(Saved entries)

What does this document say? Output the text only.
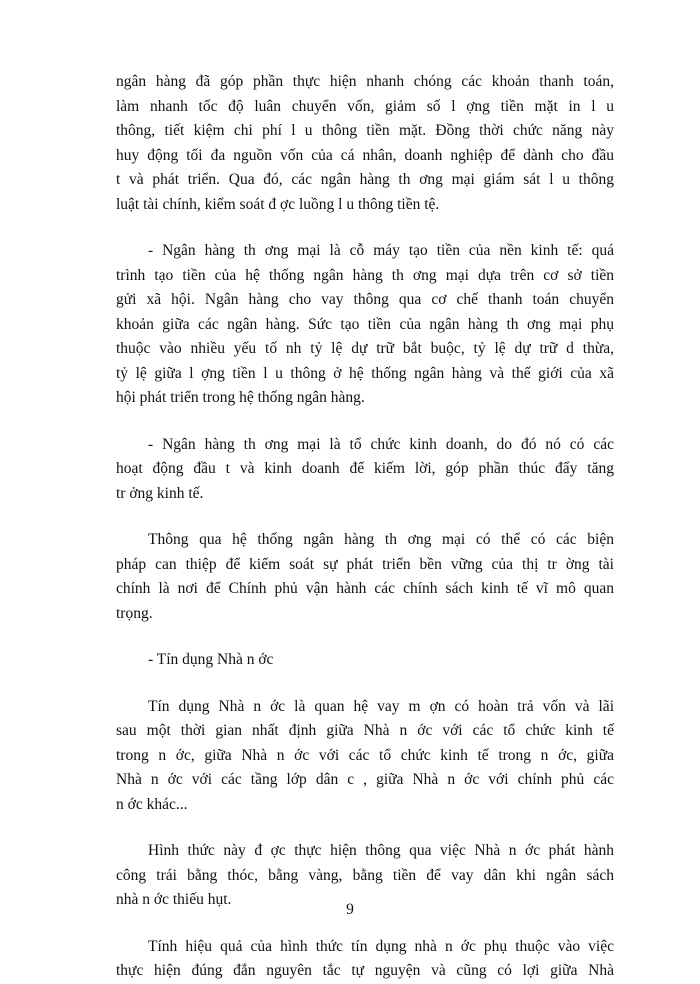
ngân hàng đã góp phần thực hiện nhanh chóng các khoản thanh toán,
làm nhanh tốc độ luân chuyển vốn, giảm số l ợng tiền mặt in l u
thông, tiết kiệm chi phí l u thông tiền mặt. Đồng thời chức năng này
huy động tối đa nguồn vốn của cá nhân, doanh nghiệp để dành cho đầu
t và phát triển. Qua đó, các ngân hàng th ơng mại giám sát l u thông
luật tài chính, kiểm soát đ ợc luồng l u thông tiền tệ.

- Ngân hàng th ơng mại là cỗ máy tạo tiền của nền kinh tế: quá
trình tạo tiền của hệ thống ngân hàng th ơng mại dựa trên cơ sở tiền
gửi xã hội. Ngân hàng cho vay thông qua cơ chế thanh toán chuyển
khoản giữa các ngân hàng. Sức tạo tiền của ngân hàng th ơng mại phụ
thuộc vào nhiều yếu tố nh tỷ lệ dự trữ bắt buộc, tỷ lệ dự trữ d thừa,
tỷ lệ giữa l ợng tiền l u thông ở hệ thống ngân hàng và thế giới của xã
hội phát triển trong hệ thống ngân hàng.

- Ngân hàng th ơng mại là tổ chức kinh doanh, do đó nó có các
hoạt động đầu t và kinh doanh để kiếm lời, góp phần thúc đẩy tăng
tr ởng kinh tế.

Thông qua hệ thống ngân hàng th ơng mại có thể có các biện
pháp can thiệp để kiểm soát sự phát triển bền vững của thị tr ờng tài
chính là nơi để Chính phủ vận hành các chính sách kinh tế vĩ mô quan
trọng.

- Tín dụng Nhà n ớc

Tín dụng Nhà n ớc là quan hệ vay m ợn có hoàn trả vốn và lãi
sau một thời gian nhất định giữa Nhà n ớc với các tổ chức kinh tế
trong n ớc, giữa Nhà n ớc với các tổ chức kinh tế trong n ớc, giữa
Nhà n ớc với các tầng lớp dân c , giữa Nhà n ớc với chính phủ các
n ớc khác...

Hình thức này đ ợc thực hiện thông qua việc Nhà n ớc phát hành
công trái bằng thóc, bằng vàng, bằng tiền để vay dân khi ngân sách
nhà n ớc thiếu hụt.

Tính hiệu quả của hình thức tín dụng nhà n ớc phụ thuộc vào việc
thực hiện đúng đắn nguyên tắc tự nguyện và cũng có lợi giữa Nhà

9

» **What the task requires**
Your copy should match the entries exactly, minus the pictures.

» **Task answer**
What does this document say? Output the text only.
ngân hàng đã góp phần thực hiện nhanh chóng các khoản thanh toán,
làm nhanh tốc độ luân chuyển vốn, giảm số l ợng tiền mặt in l u
thông, tiết kiệm chi phí l u thông tiền mặt. Đồng thời chức năng này
huy động tối đa nguồn vốn của cá nhân, doanh nghiệp để dành cho đầu
t và phát triển. Qua đó, các ngân hàng th ơng mại giám sát l u thông
luật tài chính, kiểm soát đ ợc luồng l u thông tiền tệ.

- Ngân hàng th ơng mại là cỗ máy tạo tiền của nền kinh tế: quá
trình tạo tiền của hệ thống ngân hàng th ơng mại dựa trên cơ sở tiền
gửi xã hội. Ngân hàng cho vay thông qua cơ chế thanh toán chuyển
khoản giữa các ngân hàng. Sức tạo tiền của ngân hàng th ơng mại phụ
thuộc vào nhiều yếu tố nh tỷ lệ dự trữ bắt buộc, tỷ lệ dự trữ d thừa,
tỷ lệ giữa l ợng tiền l u thông ở hệ thống ngân hàng và thế giới của xã
hội phát triển trong hệ thống ngân hàng.

- Ngân hàng th ơng mại là tổ chức kinh doanh, do đó nó có các
hoạt động đầu t và kinh doanh để kiếm lời, góp phần thúc đẩy tăng
tr ởng kinh tế.

Thông qua hệ thống ngân hàng th ơng mại có thể có các biện
pháp can thiệp để kiểm soát sự phát triển bền vững của thị tr ờng tài
chính là nơi để Chính phủ vận hành các chính sách kinh tế vĩ mô quan
trọng.

- Tín dụng Nhà n ớc

Tín dụng Nhà n ớc là quan hệ vay m ợn có hoàn trả vốn và lãi
sau một thời gian nhất định giữa Nhà n ớc với các tổ chức kinh tế
trong n ớc, giữa Nhà n ớc với các tổ chức kinh tế trong n ớc, giữa
Nhà n ớc với các tầng lớp dân c , giữa Nhà n ớc với chính phủ các
n ớc khác...

Hình thức này đ ợc thực hiện thông qua việc Nhà n ớc phát hành
công trái bằng thóc, bằng vàng, bằng tiền để vay dân khi ngân sách
nhà n ớc thiếu hụt.

Tính hiệu quả của hình thức tín dụng nhà n ớc phụ thuộc vào việc
thực hiện đúng đắn nguyên tắc tự nguyện và cũng có lợi giữa Nhà

9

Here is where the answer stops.